REQUIRED WORK: For the listing below, give the number of lines in which "Zeolite" occurs. Add nothing.

START EXTRACTED INFORMATION

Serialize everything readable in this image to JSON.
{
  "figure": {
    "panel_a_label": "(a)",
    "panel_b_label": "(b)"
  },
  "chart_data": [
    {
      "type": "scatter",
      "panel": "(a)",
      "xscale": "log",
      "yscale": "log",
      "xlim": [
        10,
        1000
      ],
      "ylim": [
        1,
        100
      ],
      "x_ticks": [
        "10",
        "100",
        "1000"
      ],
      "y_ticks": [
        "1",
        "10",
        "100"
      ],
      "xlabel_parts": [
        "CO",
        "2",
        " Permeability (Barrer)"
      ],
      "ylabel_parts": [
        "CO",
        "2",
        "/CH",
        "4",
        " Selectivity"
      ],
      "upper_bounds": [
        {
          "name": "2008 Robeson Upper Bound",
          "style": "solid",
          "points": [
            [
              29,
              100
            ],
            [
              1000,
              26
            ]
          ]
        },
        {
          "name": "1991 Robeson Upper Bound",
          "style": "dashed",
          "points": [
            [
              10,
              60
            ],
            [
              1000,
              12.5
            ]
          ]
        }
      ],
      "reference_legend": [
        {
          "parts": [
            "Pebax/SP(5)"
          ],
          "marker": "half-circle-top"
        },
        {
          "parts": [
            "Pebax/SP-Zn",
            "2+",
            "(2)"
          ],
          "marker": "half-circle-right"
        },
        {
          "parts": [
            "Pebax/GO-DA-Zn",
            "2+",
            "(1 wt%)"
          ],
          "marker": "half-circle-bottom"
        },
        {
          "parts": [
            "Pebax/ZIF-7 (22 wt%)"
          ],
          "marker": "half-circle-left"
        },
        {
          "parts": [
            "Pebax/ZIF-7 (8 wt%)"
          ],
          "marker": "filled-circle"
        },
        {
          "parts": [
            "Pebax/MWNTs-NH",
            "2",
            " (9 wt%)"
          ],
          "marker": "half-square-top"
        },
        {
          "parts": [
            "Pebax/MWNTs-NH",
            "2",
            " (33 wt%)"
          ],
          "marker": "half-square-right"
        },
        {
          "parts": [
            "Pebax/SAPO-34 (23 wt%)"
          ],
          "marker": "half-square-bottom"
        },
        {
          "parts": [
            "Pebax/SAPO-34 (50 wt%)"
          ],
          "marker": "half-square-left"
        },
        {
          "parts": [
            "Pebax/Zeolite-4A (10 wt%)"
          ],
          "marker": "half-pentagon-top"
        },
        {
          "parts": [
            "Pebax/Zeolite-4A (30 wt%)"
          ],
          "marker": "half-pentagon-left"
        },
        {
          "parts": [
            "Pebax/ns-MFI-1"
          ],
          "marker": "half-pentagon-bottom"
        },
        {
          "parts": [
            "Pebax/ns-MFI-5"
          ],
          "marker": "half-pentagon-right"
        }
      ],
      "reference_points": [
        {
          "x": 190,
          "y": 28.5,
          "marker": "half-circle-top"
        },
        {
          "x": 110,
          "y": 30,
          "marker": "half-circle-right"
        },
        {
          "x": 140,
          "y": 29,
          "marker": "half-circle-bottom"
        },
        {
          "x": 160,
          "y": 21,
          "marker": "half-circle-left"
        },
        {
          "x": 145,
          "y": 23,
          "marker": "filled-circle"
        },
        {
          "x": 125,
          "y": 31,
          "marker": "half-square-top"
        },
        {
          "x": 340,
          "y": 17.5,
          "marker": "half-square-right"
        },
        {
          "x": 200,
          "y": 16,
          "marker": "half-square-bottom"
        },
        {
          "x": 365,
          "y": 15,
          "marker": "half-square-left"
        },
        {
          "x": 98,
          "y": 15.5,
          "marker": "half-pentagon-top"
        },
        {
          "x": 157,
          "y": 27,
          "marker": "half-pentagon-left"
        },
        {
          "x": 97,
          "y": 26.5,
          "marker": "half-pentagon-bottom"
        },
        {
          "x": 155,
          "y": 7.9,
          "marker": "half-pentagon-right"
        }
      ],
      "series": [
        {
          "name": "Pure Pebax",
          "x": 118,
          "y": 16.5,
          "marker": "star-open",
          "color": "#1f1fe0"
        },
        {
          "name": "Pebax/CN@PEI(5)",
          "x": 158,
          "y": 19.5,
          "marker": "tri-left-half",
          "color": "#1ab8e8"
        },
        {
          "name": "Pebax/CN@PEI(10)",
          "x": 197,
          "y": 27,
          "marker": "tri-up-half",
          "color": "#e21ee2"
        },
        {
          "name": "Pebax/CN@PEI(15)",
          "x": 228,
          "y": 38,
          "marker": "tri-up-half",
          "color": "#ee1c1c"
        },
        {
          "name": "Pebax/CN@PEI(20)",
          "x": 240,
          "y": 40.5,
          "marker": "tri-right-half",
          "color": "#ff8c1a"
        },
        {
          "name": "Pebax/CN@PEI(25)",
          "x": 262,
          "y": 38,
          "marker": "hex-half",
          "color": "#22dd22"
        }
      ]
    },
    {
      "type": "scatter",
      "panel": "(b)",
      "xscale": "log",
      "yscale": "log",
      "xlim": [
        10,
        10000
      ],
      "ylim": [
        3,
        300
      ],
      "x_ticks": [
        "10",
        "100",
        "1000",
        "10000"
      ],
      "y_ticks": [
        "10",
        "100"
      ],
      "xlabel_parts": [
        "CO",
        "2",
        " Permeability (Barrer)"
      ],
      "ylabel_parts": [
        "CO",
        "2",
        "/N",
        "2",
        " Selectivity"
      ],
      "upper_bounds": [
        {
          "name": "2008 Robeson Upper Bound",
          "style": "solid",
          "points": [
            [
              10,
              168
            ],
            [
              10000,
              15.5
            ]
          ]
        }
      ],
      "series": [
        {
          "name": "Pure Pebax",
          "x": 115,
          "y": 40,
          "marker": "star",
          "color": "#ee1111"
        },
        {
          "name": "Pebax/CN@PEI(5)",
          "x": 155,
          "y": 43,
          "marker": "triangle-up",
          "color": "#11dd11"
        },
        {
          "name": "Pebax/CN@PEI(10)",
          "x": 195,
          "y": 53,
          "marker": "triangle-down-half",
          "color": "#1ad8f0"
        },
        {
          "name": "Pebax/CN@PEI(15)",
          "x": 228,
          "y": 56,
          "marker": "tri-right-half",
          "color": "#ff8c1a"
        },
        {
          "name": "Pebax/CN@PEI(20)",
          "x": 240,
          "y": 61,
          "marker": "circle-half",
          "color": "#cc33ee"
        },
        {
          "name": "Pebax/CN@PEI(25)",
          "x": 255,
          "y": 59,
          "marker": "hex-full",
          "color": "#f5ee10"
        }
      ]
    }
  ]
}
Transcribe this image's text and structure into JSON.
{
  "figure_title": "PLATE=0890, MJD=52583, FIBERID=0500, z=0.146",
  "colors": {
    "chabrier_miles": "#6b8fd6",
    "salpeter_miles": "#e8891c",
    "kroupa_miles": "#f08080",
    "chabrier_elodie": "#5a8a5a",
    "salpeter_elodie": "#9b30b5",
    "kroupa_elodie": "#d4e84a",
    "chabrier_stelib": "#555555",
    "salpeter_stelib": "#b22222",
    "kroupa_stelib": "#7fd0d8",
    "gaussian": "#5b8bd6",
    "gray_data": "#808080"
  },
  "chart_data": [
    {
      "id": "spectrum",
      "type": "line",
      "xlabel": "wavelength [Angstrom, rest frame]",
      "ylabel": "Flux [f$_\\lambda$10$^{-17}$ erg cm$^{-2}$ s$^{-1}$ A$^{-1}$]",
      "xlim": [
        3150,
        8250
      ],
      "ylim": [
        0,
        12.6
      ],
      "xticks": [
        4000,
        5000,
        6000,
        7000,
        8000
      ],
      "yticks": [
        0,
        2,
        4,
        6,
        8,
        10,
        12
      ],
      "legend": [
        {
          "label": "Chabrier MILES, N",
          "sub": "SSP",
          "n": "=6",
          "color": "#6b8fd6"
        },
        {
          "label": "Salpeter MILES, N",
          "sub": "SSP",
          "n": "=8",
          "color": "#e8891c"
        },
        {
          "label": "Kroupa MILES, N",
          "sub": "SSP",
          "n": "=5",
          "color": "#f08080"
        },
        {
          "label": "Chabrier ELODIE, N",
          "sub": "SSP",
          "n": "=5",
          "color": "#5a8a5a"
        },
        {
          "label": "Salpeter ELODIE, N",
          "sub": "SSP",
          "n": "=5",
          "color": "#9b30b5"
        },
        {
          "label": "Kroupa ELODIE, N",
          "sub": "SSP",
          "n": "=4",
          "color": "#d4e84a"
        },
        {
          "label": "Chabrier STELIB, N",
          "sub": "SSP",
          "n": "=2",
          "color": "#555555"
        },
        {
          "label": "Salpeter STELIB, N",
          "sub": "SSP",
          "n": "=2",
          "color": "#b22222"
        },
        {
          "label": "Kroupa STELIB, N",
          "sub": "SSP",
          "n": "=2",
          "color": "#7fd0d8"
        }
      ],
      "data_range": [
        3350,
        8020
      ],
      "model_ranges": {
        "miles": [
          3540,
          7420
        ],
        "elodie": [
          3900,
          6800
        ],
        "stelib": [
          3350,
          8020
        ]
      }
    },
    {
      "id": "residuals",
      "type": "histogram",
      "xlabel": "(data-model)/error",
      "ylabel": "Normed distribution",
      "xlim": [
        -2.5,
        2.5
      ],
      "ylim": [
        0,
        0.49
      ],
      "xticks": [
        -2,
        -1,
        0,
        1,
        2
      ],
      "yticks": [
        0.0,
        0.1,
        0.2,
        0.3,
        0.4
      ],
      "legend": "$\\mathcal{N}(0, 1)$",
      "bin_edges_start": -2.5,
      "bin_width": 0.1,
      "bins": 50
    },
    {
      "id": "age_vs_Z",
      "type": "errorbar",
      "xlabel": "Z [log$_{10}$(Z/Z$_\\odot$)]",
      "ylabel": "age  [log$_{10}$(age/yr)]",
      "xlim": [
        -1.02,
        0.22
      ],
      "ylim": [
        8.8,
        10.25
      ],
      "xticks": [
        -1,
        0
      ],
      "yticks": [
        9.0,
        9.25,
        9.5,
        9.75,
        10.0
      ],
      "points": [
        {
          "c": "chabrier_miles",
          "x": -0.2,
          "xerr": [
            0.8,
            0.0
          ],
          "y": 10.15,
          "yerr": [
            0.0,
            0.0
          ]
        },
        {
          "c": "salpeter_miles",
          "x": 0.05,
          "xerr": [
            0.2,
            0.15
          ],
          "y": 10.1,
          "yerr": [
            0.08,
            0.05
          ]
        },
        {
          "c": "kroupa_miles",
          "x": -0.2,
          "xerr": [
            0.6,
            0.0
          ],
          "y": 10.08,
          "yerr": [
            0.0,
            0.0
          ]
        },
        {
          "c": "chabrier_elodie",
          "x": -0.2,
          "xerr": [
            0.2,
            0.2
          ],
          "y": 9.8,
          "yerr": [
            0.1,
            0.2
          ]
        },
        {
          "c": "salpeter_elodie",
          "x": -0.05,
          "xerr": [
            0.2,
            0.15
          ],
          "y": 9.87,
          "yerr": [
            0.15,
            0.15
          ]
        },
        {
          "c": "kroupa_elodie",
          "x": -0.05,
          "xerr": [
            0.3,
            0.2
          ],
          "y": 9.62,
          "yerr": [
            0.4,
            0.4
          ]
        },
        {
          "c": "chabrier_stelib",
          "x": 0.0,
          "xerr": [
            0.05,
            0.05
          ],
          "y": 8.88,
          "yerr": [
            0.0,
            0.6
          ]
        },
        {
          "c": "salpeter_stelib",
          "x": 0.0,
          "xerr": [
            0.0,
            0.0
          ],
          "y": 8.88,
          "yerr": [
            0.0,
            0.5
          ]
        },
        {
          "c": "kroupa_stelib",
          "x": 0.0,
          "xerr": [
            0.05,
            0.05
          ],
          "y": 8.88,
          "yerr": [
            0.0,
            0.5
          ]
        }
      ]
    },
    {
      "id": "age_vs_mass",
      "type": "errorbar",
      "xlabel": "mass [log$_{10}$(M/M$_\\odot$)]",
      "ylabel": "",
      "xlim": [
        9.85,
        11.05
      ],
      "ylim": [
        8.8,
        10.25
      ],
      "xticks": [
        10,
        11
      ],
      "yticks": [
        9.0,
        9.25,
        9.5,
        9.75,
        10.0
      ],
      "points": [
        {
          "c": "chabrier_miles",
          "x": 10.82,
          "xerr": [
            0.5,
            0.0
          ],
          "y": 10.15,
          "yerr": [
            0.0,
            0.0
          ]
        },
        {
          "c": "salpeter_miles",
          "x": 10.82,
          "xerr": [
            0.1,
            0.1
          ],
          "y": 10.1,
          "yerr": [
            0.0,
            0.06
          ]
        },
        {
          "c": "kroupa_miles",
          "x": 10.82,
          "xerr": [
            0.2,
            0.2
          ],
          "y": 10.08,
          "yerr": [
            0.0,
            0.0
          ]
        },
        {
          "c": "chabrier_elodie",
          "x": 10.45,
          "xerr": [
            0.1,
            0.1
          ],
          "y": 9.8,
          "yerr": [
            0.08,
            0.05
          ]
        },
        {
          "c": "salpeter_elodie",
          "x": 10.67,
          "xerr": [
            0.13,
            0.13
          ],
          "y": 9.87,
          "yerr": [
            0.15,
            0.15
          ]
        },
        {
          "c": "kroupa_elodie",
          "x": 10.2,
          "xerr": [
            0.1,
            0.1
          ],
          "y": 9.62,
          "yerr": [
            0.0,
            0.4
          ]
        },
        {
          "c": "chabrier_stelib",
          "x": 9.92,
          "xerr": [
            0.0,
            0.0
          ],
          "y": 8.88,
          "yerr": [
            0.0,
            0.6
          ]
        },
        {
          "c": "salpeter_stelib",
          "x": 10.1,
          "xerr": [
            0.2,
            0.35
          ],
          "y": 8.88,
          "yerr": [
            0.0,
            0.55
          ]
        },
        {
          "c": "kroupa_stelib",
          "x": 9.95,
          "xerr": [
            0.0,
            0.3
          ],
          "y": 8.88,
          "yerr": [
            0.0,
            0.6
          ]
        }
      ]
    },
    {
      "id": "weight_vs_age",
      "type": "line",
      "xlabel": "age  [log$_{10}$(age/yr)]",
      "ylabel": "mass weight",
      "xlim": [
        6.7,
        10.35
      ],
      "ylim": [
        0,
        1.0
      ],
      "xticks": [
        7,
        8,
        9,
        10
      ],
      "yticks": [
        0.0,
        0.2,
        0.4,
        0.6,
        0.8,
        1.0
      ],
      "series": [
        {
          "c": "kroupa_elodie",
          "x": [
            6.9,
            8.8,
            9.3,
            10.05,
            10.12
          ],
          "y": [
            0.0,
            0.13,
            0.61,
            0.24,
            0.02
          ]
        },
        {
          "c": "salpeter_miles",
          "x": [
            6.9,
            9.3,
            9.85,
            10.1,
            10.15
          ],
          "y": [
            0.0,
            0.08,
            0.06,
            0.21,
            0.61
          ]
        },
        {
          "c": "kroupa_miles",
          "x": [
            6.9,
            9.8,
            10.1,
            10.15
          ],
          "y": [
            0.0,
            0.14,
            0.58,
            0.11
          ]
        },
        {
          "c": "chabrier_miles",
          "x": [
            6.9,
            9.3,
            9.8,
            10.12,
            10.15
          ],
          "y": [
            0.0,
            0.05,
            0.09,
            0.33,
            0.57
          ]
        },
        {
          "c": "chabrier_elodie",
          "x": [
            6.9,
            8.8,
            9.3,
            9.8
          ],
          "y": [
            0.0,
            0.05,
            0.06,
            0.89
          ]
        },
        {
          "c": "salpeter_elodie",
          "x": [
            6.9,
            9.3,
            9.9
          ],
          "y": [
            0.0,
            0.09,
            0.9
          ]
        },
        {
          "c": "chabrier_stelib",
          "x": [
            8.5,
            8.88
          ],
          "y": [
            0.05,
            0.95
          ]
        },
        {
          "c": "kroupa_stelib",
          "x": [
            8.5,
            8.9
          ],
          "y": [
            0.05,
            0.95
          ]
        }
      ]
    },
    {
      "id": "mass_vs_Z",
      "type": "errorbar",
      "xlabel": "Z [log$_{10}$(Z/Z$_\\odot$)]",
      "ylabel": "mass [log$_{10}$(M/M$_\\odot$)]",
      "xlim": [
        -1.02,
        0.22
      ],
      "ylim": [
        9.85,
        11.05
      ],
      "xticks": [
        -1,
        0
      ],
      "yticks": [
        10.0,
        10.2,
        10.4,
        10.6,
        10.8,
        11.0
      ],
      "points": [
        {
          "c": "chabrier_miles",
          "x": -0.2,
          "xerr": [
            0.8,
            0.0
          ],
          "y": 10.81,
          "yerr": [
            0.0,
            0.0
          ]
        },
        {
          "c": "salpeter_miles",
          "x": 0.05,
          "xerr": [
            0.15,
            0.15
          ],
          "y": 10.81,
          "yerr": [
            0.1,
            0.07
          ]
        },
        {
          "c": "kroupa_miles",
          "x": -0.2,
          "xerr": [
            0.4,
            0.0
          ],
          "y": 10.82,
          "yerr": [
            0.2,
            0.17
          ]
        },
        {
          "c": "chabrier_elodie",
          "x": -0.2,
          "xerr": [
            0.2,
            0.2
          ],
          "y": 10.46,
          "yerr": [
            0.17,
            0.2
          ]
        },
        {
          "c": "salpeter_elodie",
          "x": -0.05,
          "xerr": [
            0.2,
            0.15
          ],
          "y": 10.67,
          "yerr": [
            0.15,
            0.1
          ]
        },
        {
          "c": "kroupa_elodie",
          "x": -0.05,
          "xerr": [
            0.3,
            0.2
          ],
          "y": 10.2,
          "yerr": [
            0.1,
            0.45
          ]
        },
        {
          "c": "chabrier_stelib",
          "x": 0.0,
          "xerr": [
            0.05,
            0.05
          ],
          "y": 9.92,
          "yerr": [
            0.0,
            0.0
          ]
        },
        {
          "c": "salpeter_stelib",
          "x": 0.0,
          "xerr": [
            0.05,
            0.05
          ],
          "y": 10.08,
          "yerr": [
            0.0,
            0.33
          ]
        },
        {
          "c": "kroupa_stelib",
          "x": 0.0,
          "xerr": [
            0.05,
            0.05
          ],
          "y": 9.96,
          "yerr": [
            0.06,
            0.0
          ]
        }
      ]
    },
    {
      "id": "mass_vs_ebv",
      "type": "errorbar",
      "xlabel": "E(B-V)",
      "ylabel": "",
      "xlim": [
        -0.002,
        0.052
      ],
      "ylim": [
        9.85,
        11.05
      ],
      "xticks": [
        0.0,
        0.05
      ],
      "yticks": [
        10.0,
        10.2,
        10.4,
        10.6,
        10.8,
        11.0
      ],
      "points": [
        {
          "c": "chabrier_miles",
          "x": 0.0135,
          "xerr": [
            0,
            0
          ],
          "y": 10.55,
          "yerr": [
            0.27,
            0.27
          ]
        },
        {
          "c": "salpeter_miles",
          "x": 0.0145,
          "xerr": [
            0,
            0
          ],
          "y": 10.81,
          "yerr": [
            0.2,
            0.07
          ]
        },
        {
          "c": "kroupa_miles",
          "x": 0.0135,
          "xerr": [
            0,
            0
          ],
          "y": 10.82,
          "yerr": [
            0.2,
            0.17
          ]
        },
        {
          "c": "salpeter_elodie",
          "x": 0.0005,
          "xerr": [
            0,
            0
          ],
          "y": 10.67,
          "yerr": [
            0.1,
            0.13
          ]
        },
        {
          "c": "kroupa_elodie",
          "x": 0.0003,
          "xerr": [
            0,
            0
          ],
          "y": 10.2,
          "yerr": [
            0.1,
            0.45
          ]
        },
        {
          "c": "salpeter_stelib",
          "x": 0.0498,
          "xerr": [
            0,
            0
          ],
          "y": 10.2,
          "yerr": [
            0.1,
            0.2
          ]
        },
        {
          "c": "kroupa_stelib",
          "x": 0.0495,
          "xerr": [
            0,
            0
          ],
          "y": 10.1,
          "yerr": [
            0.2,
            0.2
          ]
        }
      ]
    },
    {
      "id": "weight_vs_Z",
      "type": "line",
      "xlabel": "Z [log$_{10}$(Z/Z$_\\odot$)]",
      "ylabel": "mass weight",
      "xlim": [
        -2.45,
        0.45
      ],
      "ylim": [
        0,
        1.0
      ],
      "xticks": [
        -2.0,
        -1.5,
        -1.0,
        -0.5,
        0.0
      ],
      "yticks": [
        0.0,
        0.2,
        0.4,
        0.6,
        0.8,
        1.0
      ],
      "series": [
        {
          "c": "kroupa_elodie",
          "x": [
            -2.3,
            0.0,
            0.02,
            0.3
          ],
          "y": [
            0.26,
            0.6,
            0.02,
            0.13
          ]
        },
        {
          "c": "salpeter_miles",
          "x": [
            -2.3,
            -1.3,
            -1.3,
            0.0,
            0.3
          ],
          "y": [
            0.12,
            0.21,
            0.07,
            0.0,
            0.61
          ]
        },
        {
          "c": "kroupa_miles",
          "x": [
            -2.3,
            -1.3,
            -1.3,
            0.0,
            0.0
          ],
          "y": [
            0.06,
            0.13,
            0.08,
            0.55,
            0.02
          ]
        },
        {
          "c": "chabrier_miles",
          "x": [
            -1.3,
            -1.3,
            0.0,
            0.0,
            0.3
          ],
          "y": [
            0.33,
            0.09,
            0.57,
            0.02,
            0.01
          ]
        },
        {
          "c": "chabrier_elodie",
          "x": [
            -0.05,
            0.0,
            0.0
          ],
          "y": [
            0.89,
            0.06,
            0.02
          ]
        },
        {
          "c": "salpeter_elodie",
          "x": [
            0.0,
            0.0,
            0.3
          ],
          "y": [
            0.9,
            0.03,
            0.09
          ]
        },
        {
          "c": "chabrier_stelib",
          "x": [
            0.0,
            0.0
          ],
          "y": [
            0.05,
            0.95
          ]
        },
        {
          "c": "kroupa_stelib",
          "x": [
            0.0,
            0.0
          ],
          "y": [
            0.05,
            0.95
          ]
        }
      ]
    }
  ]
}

END EXTRACTED INFORMATION

ANSWER TO THE PROBLEM: 2